--- START Raw data ---

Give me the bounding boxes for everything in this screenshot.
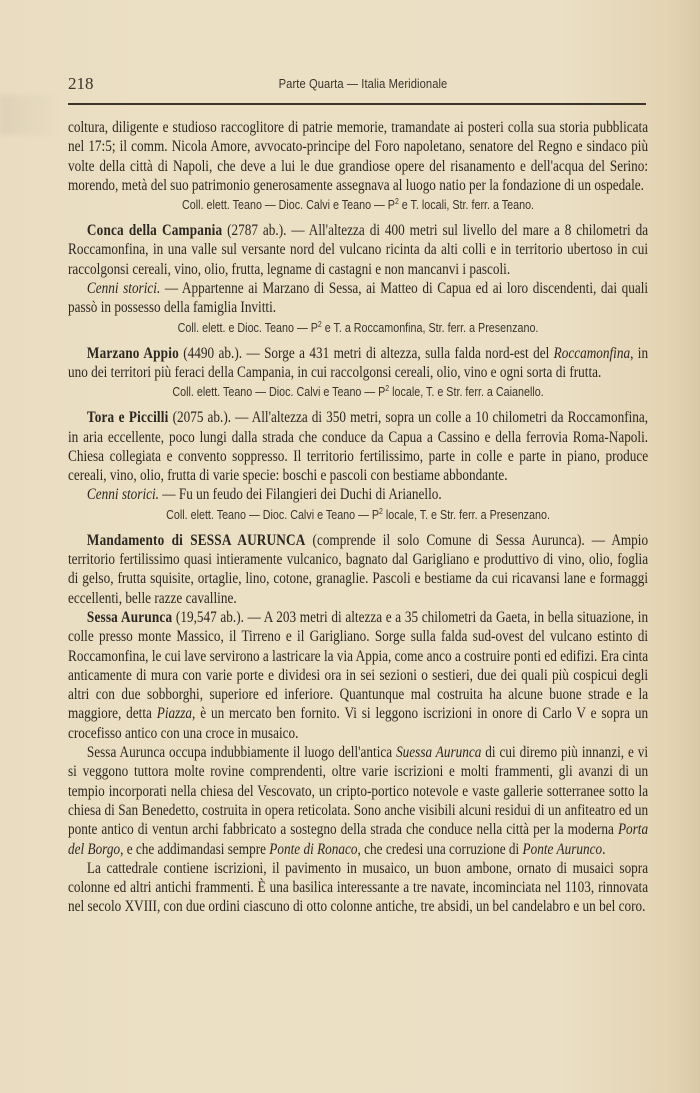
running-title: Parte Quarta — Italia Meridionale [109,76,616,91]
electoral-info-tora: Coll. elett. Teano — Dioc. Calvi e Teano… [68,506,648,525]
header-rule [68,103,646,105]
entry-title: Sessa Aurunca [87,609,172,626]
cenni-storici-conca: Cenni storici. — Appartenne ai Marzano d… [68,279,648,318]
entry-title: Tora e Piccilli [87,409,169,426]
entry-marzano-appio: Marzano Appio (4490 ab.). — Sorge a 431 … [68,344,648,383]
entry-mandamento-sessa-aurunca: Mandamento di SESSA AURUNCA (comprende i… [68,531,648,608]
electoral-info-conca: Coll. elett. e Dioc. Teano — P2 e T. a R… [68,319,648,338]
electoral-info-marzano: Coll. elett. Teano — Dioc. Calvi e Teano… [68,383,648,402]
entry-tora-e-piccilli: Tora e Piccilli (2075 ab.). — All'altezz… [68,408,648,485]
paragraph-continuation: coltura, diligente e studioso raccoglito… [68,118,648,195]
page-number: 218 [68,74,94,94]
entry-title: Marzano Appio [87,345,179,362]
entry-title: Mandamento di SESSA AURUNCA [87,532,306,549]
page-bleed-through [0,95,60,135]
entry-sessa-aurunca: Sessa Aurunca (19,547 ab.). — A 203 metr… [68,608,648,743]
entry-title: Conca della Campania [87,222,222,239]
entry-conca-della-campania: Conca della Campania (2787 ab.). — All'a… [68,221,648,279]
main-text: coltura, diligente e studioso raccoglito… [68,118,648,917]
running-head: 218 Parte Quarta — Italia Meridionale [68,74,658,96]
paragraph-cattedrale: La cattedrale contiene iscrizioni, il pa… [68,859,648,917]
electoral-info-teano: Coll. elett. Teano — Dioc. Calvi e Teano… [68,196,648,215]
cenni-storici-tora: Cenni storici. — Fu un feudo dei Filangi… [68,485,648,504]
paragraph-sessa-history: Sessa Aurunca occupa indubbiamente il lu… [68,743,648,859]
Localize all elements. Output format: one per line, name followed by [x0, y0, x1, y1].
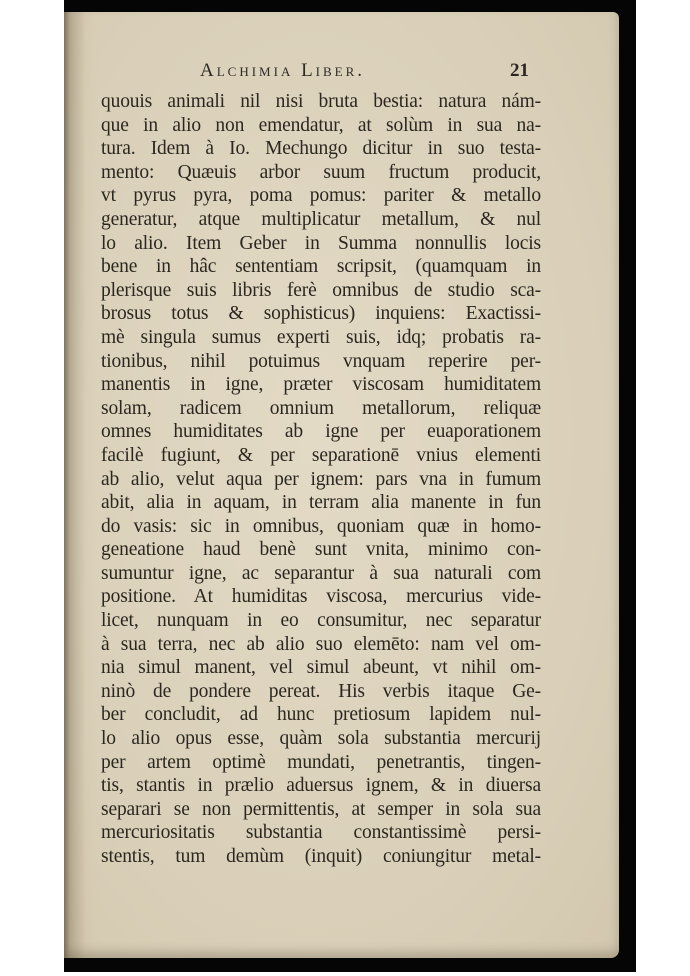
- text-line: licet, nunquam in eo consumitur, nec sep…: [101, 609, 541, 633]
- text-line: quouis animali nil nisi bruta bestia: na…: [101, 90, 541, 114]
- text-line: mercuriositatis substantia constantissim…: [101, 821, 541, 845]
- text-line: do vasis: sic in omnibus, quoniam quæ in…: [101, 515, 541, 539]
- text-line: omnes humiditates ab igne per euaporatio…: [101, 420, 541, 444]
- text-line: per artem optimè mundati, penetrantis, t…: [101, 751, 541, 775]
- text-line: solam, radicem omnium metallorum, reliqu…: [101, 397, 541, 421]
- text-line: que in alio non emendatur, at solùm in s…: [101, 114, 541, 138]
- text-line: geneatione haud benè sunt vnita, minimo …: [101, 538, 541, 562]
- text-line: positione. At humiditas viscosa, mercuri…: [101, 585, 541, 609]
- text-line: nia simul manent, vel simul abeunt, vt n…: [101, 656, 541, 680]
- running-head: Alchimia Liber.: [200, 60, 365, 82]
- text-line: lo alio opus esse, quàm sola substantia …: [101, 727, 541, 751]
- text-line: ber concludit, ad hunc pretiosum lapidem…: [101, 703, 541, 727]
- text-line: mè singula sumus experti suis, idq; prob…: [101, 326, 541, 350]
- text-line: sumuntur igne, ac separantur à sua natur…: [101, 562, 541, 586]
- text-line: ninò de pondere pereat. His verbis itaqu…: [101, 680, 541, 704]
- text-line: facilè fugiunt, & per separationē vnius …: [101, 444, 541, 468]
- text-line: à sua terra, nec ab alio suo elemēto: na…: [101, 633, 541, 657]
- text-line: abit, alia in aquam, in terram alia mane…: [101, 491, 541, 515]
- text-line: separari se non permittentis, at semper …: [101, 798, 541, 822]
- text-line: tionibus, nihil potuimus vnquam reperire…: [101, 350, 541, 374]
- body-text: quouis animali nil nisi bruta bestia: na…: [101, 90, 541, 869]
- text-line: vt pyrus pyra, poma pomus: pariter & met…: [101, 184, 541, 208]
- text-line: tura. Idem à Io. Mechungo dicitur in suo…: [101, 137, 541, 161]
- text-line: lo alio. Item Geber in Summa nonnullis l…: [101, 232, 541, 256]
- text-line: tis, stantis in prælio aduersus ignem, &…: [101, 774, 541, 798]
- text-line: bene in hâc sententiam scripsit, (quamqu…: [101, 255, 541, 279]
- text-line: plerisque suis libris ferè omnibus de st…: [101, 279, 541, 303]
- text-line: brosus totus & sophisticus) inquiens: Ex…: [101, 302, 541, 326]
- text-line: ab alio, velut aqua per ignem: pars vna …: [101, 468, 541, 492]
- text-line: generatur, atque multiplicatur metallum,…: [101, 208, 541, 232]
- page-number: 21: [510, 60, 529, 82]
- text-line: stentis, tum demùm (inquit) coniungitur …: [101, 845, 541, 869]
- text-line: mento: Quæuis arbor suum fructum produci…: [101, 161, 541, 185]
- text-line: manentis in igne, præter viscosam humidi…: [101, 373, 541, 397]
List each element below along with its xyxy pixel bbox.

--- END Raw data ---
--- START Raw data ---

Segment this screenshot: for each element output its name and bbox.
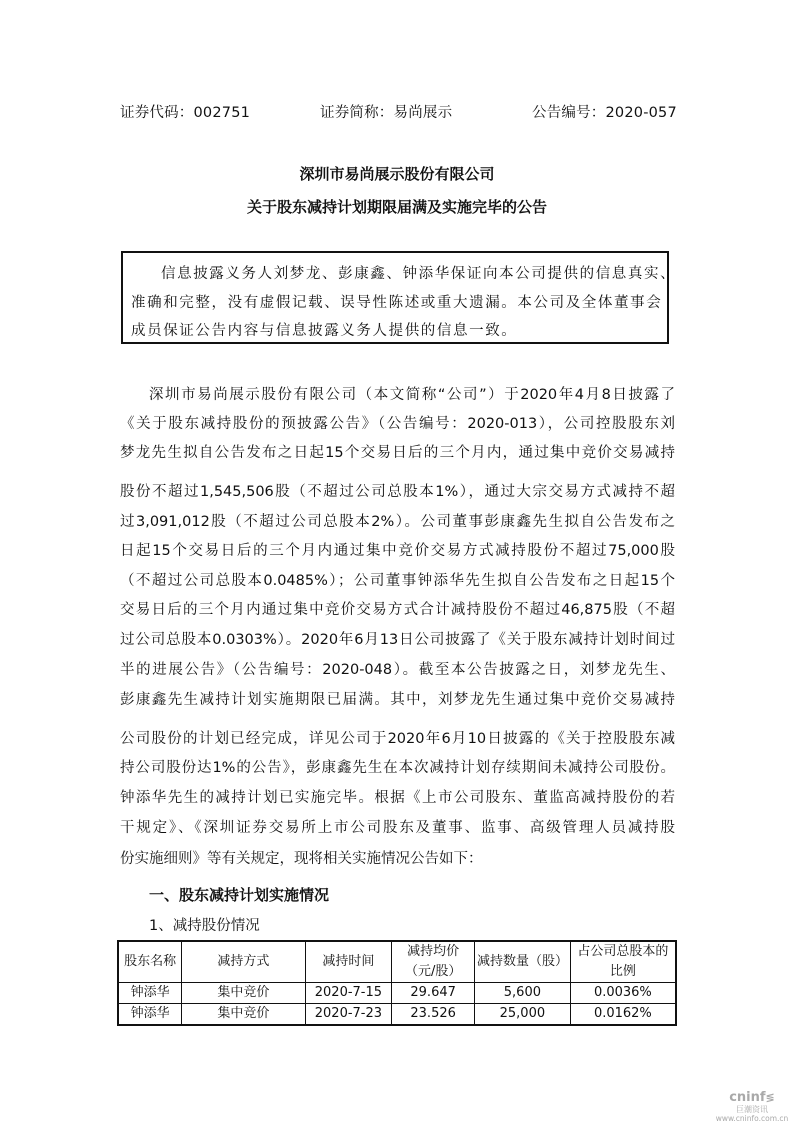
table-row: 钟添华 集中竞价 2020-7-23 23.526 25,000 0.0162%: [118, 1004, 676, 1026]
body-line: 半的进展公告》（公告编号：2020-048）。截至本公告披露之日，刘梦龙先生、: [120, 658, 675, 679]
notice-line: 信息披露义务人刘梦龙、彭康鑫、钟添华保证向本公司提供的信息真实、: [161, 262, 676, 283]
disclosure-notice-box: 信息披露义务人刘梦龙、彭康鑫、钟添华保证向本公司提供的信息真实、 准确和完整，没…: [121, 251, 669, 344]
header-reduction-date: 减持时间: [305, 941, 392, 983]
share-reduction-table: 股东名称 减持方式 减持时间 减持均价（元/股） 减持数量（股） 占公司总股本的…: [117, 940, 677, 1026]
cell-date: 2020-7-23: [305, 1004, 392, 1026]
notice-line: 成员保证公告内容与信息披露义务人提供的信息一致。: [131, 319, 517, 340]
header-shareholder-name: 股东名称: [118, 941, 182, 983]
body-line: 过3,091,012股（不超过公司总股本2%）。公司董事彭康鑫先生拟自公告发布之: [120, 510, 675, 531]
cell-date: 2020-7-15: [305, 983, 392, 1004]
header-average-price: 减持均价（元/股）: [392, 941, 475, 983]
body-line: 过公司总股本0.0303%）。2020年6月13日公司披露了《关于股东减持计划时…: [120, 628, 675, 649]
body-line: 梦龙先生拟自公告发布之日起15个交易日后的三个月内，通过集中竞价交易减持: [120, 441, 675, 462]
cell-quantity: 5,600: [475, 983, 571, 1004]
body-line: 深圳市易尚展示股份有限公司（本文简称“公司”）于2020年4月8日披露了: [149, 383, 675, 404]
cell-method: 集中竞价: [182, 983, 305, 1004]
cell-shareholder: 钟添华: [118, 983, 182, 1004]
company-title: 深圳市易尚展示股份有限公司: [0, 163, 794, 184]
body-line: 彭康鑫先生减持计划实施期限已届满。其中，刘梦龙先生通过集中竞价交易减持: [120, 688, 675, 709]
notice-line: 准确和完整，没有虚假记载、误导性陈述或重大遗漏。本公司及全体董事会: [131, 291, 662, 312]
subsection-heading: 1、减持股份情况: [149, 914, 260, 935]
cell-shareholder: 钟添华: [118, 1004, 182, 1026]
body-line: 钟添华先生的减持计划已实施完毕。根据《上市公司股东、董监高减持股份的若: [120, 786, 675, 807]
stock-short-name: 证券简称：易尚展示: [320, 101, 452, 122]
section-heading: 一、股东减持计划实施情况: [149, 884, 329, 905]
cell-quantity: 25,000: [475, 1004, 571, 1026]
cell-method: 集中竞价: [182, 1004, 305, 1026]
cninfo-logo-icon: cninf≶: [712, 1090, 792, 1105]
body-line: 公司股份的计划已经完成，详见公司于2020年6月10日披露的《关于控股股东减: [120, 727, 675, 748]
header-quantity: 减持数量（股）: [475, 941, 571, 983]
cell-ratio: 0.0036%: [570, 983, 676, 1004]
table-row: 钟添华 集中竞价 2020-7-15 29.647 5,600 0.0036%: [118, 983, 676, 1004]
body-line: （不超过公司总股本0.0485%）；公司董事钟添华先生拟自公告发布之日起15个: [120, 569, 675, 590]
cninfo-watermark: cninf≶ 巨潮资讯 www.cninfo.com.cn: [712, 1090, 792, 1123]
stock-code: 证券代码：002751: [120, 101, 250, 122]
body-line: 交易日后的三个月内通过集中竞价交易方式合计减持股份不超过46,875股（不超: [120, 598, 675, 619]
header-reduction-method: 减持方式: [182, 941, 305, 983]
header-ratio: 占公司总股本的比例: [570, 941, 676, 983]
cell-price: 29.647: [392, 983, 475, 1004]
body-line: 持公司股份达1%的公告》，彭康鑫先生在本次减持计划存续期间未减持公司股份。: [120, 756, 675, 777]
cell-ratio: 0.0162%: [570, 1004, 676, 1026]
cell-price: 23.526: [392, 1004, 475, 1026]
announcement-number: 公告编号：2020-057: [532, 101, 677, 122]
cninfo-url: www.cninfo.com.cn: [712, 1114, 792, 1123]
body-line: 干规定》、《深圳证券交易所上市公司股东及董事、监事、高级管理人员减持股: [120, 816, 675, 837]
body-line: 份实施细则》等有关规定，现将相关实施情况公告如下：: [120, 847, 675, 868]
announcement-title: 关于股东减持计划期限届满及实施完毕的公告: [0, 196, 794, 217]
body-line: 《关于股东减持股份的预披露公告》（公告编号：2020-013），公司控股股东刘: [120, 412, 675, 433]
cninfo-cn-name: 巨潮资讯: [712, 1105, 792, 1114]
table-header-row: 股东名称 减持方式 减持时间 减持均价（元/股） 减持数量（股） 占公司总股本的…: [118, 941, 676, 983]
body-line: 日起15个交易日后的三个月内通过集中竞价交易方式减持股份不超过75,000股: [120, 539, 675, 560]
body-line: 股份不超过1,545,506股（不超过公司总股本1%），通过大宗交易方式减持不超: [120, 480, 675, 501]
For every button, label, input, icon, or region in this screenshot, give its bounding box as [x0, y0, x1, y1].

--- END Raw data ---
--- START Raw data ---

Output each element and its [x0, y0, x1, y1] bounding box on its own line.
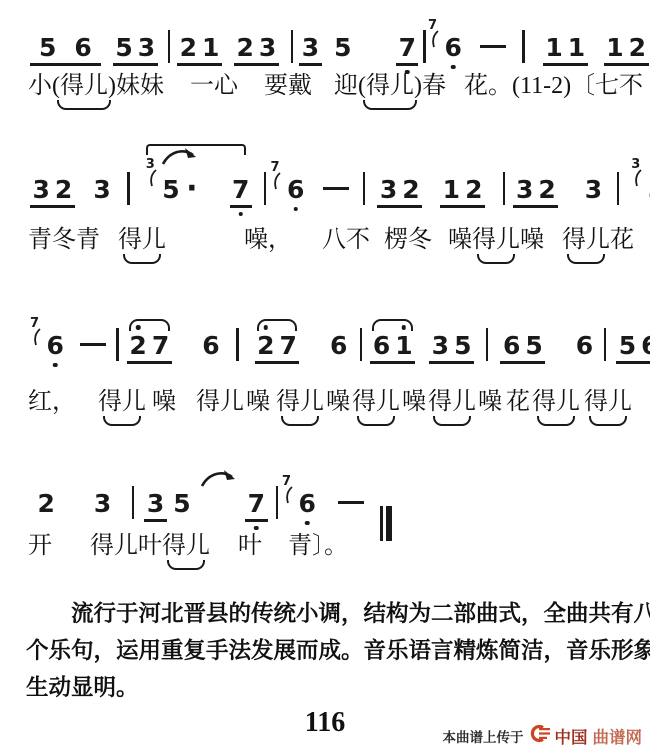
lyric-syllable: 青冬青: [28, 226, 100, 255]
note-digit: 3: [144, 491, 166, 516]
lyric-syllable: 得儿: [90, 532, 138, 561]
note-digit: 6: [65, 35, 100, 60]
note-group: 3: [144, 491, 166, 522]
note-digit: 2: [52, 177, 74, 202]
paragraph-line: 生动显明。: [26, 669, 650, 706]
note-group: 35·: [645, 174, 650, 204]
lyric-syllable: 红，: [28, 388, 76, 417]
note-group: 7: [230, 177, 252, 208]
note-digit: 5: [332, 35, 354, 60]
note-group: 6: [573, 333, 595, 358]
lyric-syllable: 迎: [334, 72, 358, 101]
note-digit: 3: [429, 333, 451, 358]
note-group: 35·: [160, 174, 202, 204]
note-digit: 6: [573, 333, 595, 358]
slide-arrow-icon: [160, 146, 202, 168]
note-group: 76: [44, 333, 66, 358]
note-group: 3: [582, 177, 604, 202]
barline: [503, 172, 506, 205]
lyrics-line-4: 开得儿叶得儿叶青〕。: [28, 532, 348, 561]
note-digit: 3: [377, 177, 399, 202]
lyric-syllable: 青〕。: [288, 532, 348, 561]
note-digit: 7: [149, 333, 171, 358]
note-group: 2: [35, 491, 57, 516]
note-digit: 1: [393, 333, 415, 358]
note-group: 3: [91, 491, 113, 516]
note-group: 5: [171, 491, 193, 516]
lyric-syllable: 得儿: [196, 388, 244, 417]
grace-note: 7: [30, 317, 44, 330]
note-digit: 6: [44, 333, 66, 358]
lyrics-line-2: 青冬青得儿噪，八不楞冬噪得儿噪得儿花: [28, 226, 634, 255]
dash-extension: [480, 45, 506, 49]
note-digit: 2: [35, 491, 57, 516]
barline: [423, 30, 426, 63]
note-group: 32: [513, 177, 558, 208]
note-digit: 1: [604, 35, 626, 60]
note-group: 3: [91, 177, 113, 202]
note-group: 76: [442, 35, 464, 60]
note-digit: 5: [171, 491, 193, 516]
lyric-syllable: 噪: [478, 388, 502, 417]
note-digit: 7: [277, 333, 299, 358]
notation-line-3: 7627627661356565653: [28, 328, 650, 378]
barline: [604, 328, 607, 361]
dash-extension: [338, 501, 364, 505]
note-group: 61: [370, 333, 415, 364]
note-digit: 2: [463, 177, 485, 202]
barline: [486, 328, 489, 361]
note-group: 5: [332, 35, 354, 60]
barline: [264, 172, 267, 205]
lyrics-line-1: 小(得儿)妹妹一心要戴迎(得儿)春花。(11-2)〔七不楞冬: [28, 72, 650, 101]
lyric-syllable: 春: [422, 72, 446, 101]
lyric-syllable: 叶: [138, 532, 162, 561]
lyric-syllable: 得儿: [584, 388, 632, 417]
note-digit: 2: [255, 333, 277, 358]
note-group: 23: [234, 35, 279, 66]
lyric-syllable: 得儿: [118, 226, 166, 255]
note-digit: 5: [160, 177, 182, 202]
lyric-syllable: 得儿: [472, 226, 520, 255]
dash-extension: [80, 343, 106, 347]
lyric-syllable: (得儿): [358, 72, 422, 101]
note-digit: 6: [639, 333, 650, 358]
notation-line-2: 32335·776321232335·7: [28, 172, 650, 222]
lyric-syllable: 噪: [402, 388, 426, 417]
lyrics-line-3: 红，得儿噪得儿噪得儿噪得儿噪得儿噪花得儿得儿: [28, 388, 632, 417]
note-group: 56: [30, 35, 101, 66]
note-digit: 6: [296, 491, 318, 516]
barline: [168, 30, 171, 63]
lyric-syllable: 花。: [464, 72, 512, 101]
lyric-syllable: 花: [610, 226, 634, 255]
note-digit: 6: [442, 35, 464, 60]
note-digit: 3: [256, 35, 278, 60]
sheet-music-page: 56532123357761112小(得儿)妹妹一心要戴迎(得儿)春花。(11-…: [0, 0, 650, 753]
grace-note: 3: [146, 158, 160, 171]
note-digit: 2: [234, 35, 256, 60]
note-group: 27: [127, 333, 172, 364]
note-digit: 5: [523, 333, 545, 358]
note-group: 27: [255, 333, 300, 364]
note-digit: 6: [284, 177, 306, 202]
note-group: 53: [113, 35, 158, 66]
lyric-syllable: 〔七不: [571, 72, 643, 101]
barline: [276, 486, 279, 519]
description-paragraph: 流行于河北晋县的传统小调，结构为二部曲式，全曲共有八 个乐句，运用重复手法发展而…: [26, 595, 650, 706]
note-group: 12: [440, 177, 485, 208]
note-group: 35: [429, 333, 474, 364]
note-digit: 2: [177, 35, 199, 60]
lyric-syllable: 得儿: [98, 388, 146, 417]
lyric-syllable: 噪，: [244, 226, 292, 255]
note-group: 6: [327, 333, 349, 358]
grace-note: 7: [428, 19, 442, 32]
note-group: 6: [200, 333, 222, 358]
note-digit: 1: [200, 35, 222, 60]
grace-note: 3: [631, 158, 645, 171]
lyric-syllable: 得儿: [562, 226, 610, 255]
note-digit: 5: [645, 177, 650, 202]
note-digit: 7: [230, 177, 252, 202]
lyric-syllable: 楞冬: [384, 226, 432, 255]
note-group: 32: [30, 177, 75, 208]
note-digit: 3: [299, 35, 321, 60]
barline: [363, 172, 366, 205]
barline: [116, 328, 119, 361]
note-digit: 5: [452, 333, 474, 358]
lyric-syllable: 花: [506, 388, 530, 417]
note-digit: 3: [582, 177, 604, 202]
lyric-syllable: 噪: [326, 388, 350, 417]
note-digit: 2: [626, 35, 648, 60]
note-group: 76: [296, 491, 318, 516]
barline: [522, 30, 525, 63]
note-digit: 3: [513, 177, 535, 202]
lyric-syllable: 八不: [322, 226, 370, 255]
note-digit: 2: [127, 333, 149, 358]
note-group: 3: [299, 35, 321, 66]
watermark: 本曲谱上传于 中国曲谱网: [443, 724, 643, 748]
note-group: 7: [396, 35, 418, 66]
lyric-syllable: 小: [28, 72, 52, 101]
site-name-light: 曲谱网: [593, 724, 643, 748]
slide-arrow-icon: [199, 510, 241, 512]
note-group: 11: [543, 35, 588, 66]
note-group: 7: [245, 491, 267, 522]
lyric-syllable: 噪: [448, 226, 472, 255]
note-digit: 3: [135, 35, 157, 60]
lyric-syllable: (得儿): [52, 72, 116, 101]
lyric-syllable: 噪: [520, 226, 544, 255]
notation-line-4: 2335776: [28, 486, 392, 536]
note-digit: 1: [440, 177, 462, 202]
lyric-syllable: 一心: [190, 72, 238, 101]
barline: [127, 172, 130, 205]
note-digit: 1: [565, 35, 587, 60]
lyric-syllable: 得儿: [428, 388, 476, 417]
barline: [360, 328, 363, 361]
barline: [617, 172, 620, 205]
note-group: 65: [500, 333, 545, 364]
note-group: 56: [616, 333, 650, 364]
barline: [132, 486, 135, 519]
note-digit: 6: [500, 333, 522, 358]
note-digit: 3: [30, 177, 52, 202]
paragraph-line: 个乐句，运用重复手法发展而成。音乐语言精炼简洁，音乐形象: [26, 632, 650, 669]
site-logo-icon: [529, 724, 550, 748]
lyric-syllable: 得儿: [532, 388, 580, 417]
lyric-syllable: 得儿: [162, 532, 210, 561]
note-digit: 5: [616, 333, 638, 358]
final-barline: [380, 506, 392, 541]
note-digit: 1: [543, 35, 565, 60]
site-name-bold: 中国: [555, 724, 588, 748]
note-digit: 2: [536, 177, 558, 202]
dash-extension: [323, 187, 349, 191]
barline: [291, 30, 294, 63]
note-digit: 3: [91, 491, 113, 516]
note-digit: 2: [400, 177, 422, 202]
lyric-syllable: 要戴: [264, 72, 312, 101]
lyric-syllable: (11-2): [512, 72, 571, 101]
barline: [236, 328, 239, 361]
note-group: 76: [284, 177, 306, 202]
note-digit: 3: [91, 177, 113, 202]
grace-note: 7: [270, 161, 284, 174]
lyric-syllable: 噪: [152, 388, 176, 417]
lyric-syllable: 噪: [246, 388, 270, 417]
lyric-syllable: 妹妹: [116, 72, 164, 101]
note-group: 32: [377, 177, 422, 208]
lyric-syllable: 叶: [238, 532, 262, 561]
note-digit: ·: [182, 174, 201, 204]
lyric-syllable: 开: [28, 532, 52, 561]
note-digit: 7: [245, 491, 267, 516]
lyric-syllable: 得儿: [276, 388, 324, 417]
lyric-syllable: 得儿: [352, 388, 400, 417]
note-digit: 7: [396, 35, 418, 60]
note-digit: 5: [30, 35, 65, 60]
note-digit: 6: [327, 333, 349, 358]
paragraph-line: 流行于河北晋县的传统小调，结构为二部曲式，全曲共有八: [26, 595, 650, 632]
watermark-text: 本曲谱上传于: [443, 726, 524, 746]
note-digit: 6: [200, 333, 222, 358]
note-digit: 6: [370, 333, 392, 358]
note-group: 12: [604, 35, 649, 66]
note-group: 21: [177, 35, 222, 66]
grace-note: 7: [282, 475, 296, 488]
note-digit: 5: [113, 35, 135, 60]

--- END Raw data ---

**Description of the task**. Retype the data above character for character, starting with the line that contains "- text-line: licet, nunquam" and going on through the line that contains "- text-line: mercuriositatis", both of those lines included.

**Result of this exercise**.
- text-line: licet, nunquam in eo consumitur, nec sep…: [101, 609, 541, 633]
- text-line: quouis animali nil nisi bruta bestia: na…: [101, 90, 541, 114]
- text-line: mercuriositatis substantia constantissim…: [101, 821, 541, 845]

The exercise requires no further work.